### Task goal
Print the entries in full, word for word, but not the pictures.

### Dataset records
_ _ _ _
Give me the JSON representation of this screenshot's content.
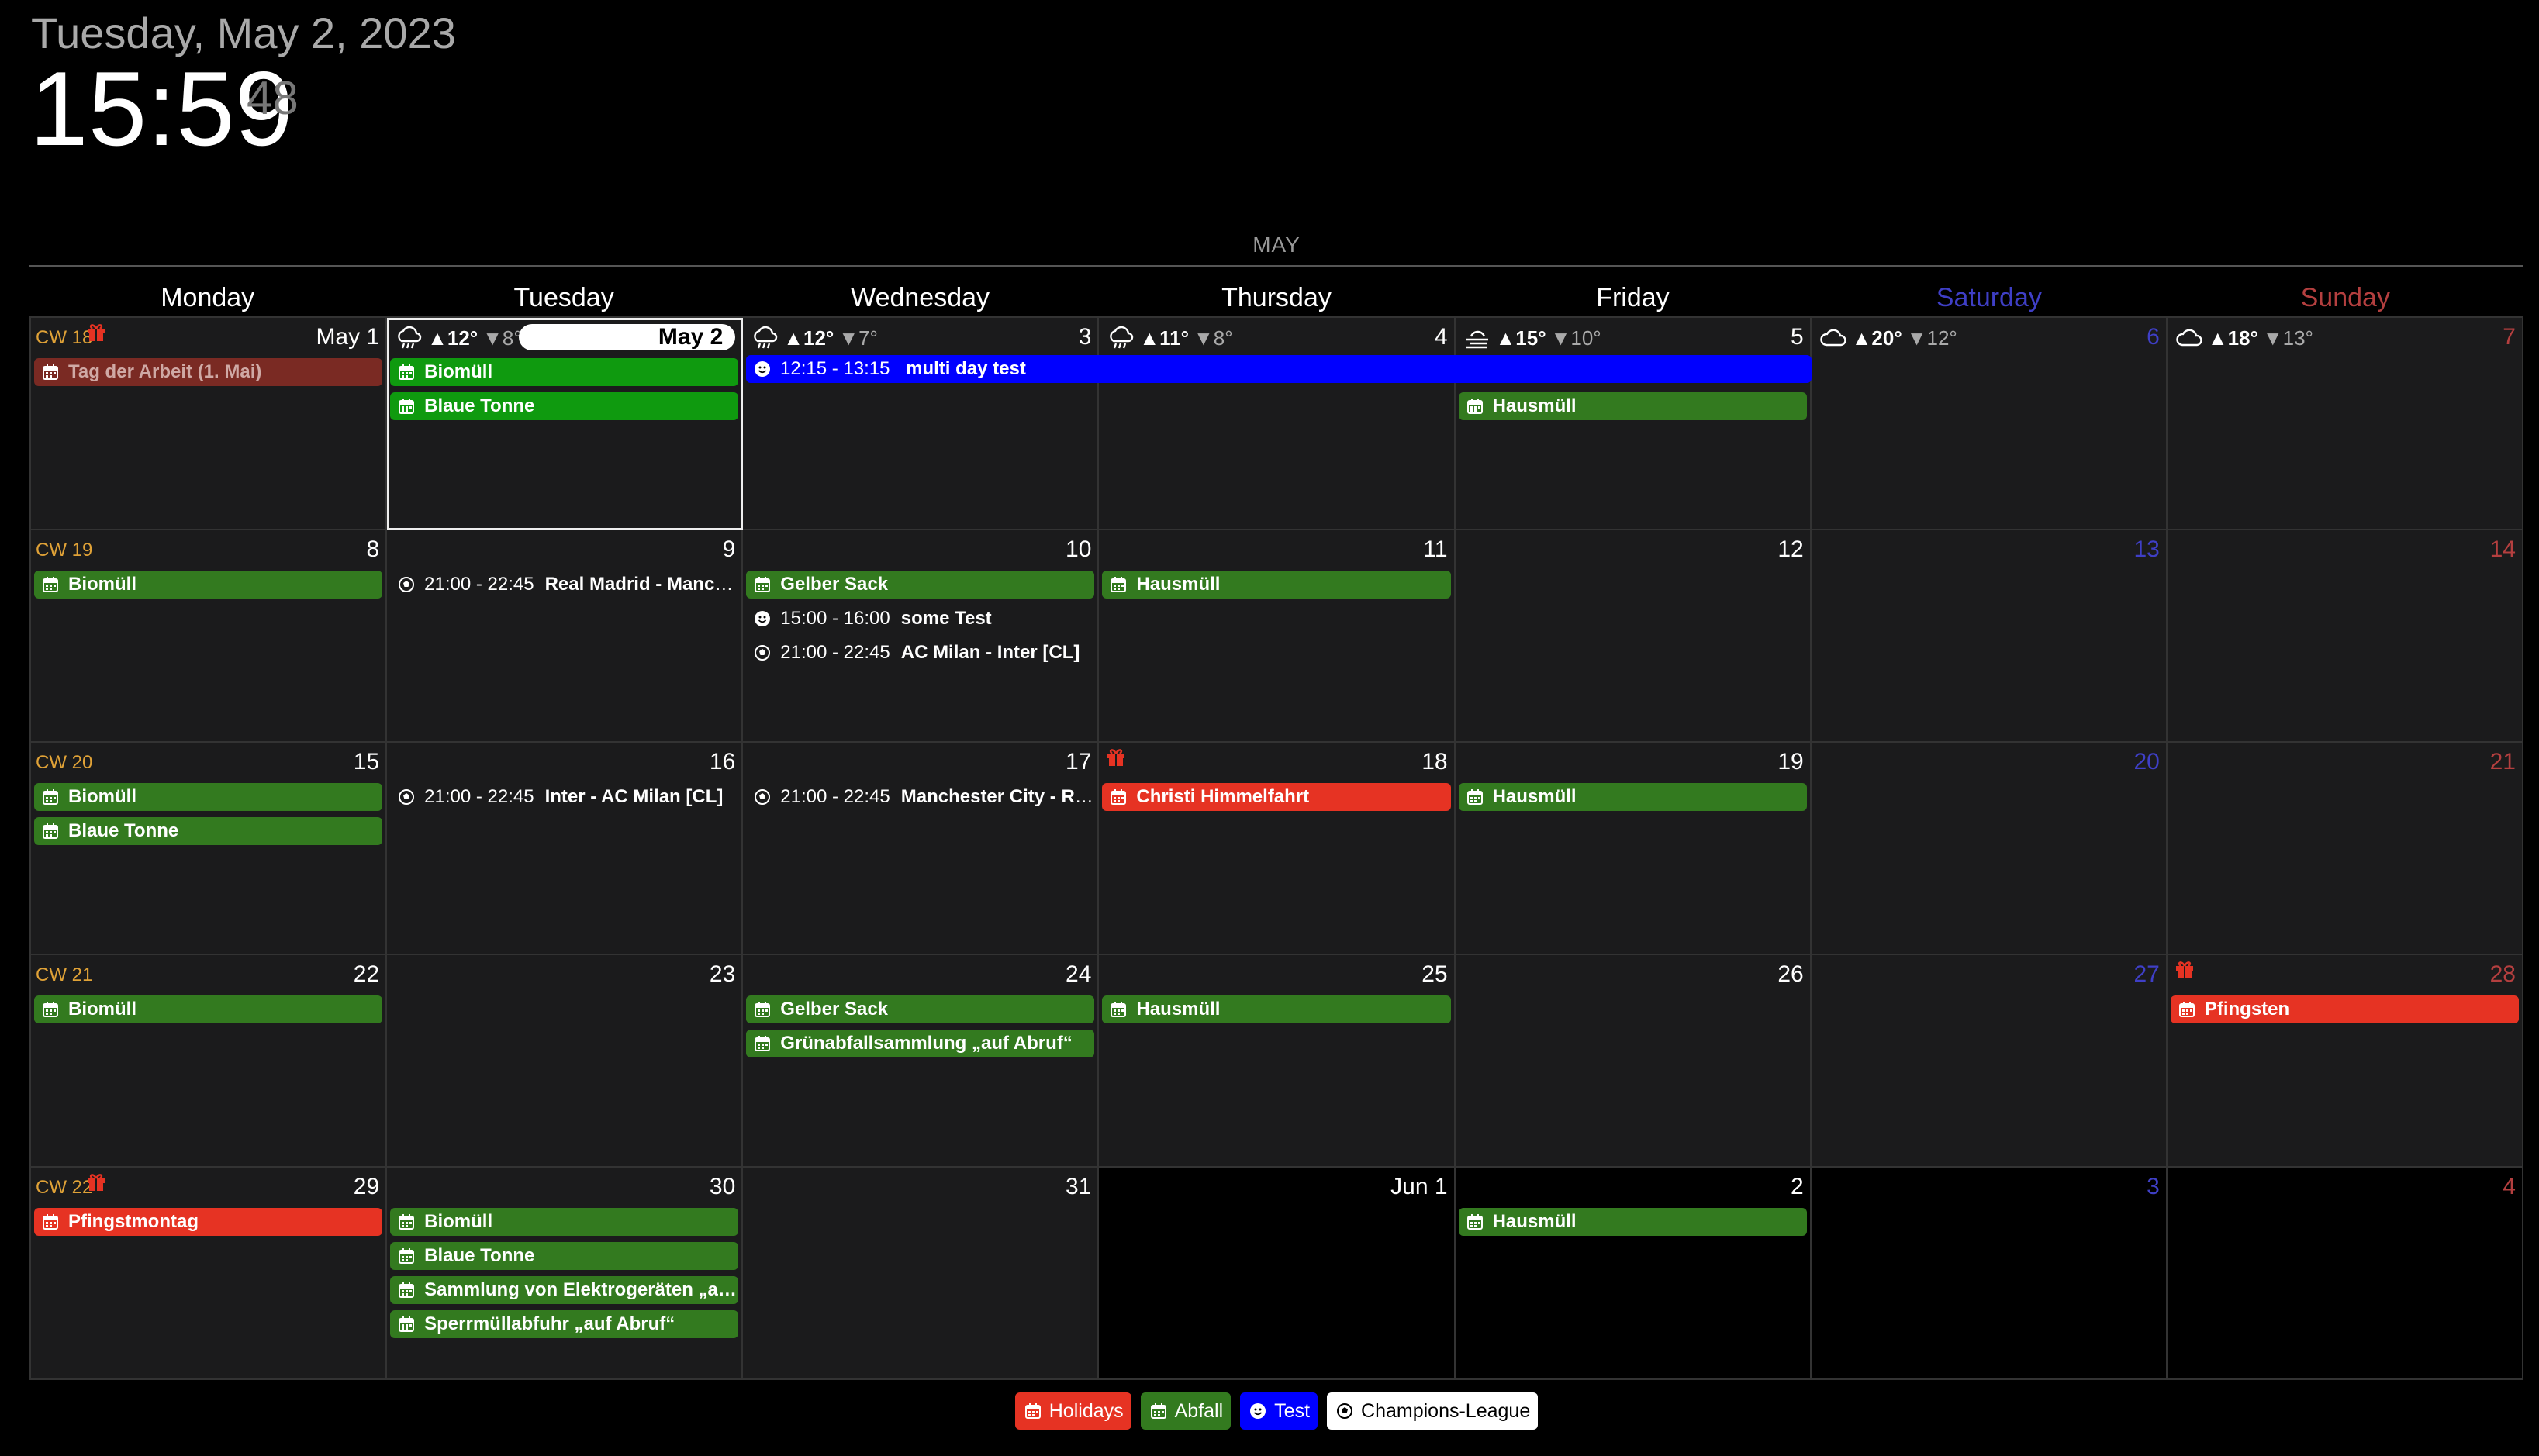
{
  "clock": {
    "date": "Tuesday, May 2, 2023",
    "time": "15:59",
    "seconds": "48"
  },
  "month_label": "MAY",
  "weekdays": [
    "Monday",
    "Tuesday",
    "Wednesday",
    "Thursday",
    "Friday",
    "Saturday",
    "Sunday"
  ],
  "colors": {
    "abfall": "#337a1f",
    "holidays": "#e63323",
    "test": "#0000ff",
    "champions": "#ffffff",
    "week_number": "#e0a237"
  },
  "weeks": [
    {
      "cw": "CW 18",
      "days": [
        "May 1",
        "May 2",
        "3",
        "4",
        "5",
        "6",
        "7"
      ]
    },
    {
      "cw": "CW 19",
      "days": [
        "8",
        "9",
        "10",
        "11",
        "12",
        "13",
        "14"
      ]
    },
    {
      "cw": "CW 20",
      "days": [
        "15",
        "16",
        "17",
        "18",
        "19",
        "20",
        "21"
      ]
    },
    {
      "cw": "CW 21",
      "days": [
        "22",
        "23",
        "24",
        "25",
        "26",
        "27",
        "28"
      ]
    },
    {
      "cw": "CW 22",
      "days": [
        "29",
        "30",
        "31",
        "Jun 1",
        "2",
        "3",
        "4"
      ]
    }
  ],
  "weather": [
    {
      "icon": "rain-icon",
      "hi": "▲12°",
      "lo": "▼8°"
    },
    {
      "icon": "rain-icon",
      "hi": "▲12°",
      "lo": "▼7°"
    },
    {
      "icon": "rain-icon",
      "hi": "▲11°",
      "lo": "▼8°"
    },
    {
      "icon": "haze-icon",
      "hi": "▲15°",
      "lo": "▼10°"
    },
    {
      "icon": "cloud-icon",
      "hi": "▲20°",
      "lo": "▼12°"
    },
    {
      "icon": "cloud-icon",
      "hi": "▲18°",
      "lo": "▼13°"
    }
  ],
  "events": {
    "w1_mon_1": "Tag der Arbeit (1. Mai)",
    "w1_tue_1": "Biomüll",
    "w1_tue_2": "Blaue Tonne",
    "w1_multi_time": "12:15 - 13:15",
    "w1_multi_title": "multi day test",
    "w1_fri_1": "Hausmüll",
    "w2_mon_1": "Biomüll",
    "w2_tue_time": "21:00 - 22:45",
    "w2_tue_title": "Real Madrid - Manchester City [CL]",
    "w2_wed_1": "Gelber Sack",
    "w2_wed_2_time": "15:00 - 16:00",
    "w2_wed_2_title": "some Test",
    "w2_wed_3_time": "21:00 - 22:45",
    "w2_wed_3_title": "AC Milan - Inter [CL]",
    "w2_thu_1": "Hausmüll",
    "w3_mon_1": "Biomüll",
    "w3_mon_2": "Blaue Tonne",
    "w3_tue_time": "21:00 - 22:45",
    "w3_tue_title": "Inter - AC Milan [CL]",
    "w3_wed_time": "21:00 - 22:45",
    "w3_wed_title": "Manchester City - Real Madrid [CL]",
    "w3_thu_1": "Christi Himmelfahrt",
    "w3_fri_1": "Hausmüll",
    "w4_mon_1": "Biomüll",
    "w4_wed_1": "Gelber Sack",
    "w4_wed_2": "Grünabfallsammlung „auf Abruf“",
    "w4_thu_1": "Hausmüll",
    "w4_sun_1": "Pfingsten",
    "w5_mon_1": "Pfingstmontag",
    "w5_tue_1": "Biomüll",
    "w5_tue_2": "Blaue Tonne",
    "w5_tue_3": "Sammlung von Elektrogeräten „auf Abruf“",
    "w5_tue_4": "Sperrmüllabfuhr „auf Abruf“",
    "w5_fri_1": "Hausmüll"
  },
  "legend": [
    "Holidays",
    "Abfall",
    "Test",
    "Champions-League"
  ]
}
_ _ _ _
### Answer to this exercise
Give me the JSON representation of this screenshot's content.
{
  "clock": {
    "date": "Tuesday, May 2, 2023",
    "time": "15:59",
    "seconds": "48"
  },
  "month_label": "MAY",
  "weekdays": [
    "Monday",
    "Tuesday",
    "Wednesday",
    "Thursday",
    "Friday",
    "Saturday",
    "Sunday"
  ],
  "colors": {
    "abfall": "#337a1f",
    "holidays": "#e63323",
    "test": "#0000ff",
    "champions": "#ffffff",
    "week_number": "#e0a237"
  },
  "weeks": [
    {
      "cw": "CW 18",
      "days": [
        "May 1",
        "May 2",
        "3",
        "4",
        "5",
        "6",
        "7"
      ]
    },
    {
      "cw": "CW 19",
      "days": [
        "8",
        "9",
        "10",
        "11",
        "12",
        "13",
        "14"
      ]
    },
    {
      "cw": "CW 20",
      "days": [
        "15",
        "16",
        "17",
        "18",
        "19",
        "20",
        "21"
      ]
    },
    {
      "cw": "CW 21",
      "days": [
        "22",
        "23",
        "24",
        "25",
        "26",
        "27",
        "28"
      ]
    },
    {
      "cw": "CW 22",
      "days": [
        "29",
        "30",
        "31",
        "Jun 1",
        "2",
        "3",
        "4"
      ]
    }
  ],
  "weather": [
    {
      "icon": "rain-icon",
      "hi": "▲12°",
      "lo": "▼8°"
    },
    {
      "icon": "rain-icon",
      "hi": "▲12°",
      "lo": "▼7°"
    },
    {
      "icon": "rain-icon",
      "hi": "▲11°",
      "lo": "▼8°"
    },
    {
      "icon": "haze-icon",
      "hi": "▲15°",
      "lo": "▼10°"
    },
    {
      "icon": "cloud-icon",
      "hi": "▲20°",
      "lo": "▼12°"
    },
    {
      "icon": "cloud-icon",
      "hi": "▲18°",
      "lo": "▼13°"
    }
  ],
  "events": {
    "w1_mon_1": "Tag der Arbeit (1. Mai)",
    "w1_tue_1": "Biomüll",
    "w1_tue_2": "Blaue Tonne",
    "w1_multi_time": "12:15 - 13:15",
    "w1_multi_title": "multi day test",
    "w1_fri_1": "Hausmüll",
    "w2_mon_1": "Biomüll",
    "w2_tue_time": "21:00 - 22:45",
    "w2_tue_title": "Real Madrid - Manchester City [CL]",
    "w2_wed_1": "Gelber Sack",
    "w2_wed_2_time": "15:00 - 16:00",
    "w2_wed_2_title": "some Test",
    "w2_wed_3_time": "21:00 - 22:45",
    "w2_wed_3_title": "AC Milan - Inter [CL]",
    "w2_thu_1": "Hausmüll",
    "w3_mon_1": "Biomüll",
    "w3_mon_2": "Blaue Tonne",
    "w3_tue_time": "21:00 - 22:45",
    "w3_tue_title": "Inter - AC Milan [CL]",
    "w3_wed_time": "21:00 - 22:45",
    "w3_wed_title": "Manchester City - Real Madrid [CL]",
    "w3_thu_1": "Christi Himmelfahrt",
    "w3_fri_1": "Hausmüll",
    "w4_mon_1": "Biomüll",
    "w4_wed_1": "Gelber Sack",
    "w4_wed_2": "Grünabfallsammlung „auf Abruf“",
    "w4_thu_1": "Hausmüll",
    "w4_sun_1": "Pfingsten",
    "w5_mon_1": "Pfingstmontag",
    "w5_tue_1": "Biomüll",
    "w5_tue_2": "Blaue Tonne",
    "w5_tue_3": "Sammlung von Elektrogeräten „auf Abruf“",
    "w5_tue_4": "Sperrmüllabfuhr „auf Abruf“",
    "w5_fri_1": "Hausmüll"
  },
  "legend": [
    "Holidays",
    "Abfall",
    "Test",
    "Champions-League"
  ]
}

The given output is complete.